A run of records →
⁂

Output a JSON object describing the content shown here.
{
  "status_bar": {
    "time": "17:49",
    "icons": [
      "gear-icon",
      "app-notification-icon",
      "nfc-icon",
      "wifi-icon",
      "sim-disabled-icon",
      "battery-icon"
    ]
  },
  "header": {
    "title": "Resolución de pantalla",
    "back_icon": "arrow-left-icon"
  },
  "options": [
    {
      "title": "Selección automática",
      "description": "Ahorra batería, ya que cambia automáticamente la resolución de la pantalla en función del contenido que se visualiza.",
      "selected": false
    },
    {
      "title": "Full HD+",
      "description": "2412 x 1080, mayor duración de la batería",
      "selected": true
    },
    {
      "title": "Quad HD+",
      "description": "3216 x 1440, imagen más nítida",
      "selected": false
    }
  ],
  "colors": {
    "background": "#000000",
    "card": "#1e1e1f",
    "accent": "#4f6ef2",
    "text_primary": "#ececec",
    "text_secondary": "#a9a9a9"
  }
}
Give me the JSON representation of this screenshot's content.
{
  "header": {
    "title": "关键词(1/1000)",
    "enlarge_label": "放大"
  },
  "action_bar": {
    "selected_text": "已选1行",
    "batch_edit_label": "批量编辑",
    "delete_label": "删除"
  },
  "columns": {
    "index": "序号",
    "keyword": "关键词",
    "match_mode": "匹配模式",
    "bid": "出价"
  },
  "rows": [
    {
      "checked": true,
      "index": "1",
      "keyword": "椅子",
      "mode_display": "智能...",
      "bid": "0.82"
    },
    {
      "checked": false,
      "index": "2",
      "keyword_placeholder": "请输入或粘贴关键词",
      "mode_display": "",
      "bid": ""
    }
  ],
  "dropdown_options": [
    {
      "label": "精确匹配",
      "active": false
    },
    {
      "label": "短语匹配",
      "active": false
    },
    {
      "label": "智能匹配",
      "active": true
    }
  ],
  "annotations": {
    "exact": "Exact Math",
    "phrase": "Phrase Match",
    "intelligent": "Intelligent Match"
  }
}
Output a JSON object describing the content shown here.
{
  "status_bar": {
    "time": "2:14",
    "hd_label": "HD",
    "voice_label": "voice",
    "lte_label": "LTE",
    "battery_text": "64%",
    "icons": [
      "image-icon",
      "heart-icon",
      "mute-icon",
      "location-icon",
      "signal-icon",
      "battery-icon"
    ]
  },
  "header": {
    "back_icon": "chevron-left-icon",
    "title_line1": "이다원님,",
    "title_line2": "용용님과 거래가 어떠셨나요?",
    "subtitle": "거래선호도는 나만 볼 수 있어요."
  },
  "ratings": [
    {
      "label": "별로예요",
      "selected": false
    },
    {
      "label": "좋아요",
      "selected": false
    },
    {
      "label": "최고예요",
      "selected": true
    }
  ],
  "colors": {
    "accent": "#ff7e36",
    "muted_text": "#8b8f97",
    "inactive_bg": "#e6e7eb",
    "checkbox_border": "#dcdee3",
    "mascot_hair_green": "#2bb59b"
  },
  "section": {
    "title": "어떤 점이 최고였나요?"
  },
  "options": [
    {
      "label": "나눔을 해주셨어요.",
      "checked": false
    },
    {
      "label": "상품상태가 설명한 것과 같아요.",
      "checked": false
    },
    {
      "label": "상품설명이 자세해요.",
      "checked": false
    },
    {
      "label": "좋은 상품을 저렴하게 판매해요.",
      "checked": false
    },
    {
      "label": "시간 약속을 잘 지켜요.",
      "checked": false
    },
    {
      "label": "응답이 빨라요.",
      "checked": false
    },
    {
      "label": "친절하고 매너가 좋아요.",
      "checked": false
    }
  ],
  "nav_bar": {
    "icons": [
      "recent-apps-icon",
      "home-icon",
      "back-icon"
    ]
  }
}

⁂

The task →
Copy the material above back out, exactly as written.

Worked answer →
Output a JSON object describing the content shown here.
{
  "status_bar": {
    "time": "17:49",
    "icons": [
      "gear-icon",
      "app-notification-icon",
      "nfc-icon",
      "wifi-icon",
      "sim-disabled-icon",
      "battery-icon"
    ]
  },
  "header": {
    "title": "Resolución de pantalla",
    "back_icon": "arrow-left-icon"
  },
  "options": [
    {
      "title": "Selección automática",
      "description": "Ahorra batería, ya que cambia automáticamente la resolución de la pantalla en función del contenido que se visualiza.",
      "selected": false
    },
    {
      "title": "Full HD+",
      "description": "2412 x 1080, mayor duración de la batería",
      "selected": true
    },
    {
      "title": "Quad HD+",
      "description": "3216 x 1440, imagen más nítida",
      "selected": false
    }
  ],
  "colors": {
    "background": "#000000",
    "card": "#1e1e1f",
    "accent": "#4f6ef2",
    "text_primary": "#ececec",
    "text_secondary": "#a9a9a9"
  }
}
Give me the JSON representation of this screenshot's content.
{
  "header": {
    "title": "关键词(1/1000)",
    "enlarge_label": "放大"
  },
  "action_bar": {
    "selected_text": "已选1行",
    "batch_edit_label": "批量编辑",
    "delete_label": "删除"
  },
  "columns": {
    "index": "序号",
    "keyword": "关键词",
    "match_mode": "匹配模式",
    "bid": "出价"
  },
  "rows": [
    {
      "checked": true,
      "index": "1",
      "keyword": "椅子",
      "mode_display": "智能...",
      "bid": "0.82"
    },
    {
      "checked": false,
      "index": "2",
      "keyword_placeholder": "请输入或粘贴关键词",
      "mode_display": "",
      "bid": ""
    }
  ],
  "dropdown_options": [
    {
      "label": "精确匹配",
      "active": false
    },
    {
      "label": "短语匹配",
      "active": false
    },
    {
      "label": "智能匹配",
      "active": true
    }
  ],
  "annotations": {
    "exact": "Exact Math",
    "phrase": "Phrase Match",
    "intelligent": "Intelligent Match"
  }
}
Output a JSON object describing the content shown here.
{
  "status_bar": {
    "time": "2:14",
    "hd_label": "HD",
    "voice_label": "voice",
    "lte_label": "LTE",
    "battery_text": "64%",
    "icons": [
      "image-icon",
      "heart-icon",
      "mute-icon",
      "location-icon",
      "signal-icon",
      "battery-icon"
    ]
  },
  "header": {
    "back_icon": "chevron-left-icon",
    "title_line1": "이다원님,",
    "title_line2": "용용님과 거래가 어떠셨나요?",
    "subtitle": "거래선호도는 나만 볼 수 있어요."
  },
  "ratings": [
    {
      "label": "별로예요",
      "selected": false
    },
    {
      "label": "좋아요",
      "selected": false
    },
    {
      "label": "최고예요",
      "selected": true
    }
  ],
  "colors": {
    "accent": "#ff7e36",
    "muted_text": "#8b8f97",
    "inactive_bg": "#e6e7eb",
    "checkbox_border": "#dcdee3",
    "mascot_hair_green": "#2bb59b"
  },
  "section": {
    "title": "어떤 점이 최고였나요?"
  },
  "options": [
    {
      "label": "나눔을 해주셨어요.",
      "checked": false
    },
    {
      "label": "상품상태가 설명한 것과 같아요.",
      "checked": false
    },
    {
      "label": "상품설명이 자세해요.",
      "checked": false
    },
    {
      "label": "좋은 상품을 저렴하게 판매해요.",
      "checked": false
    },
    {
      "label": "시간 약속을 잘 지켜요.",
      "checked": false
    },
    {
      "label": "응답이 빨라요.",
      "checked": false
    },
    {
      "label": "친절하고 매너가 좋아요.",
      "checked": false
    }
  ],
  "nav_bar": {
    "icons": [
      "recent-apps-icon",
      "home-icon",
      "back-icon"
    ]
  }
}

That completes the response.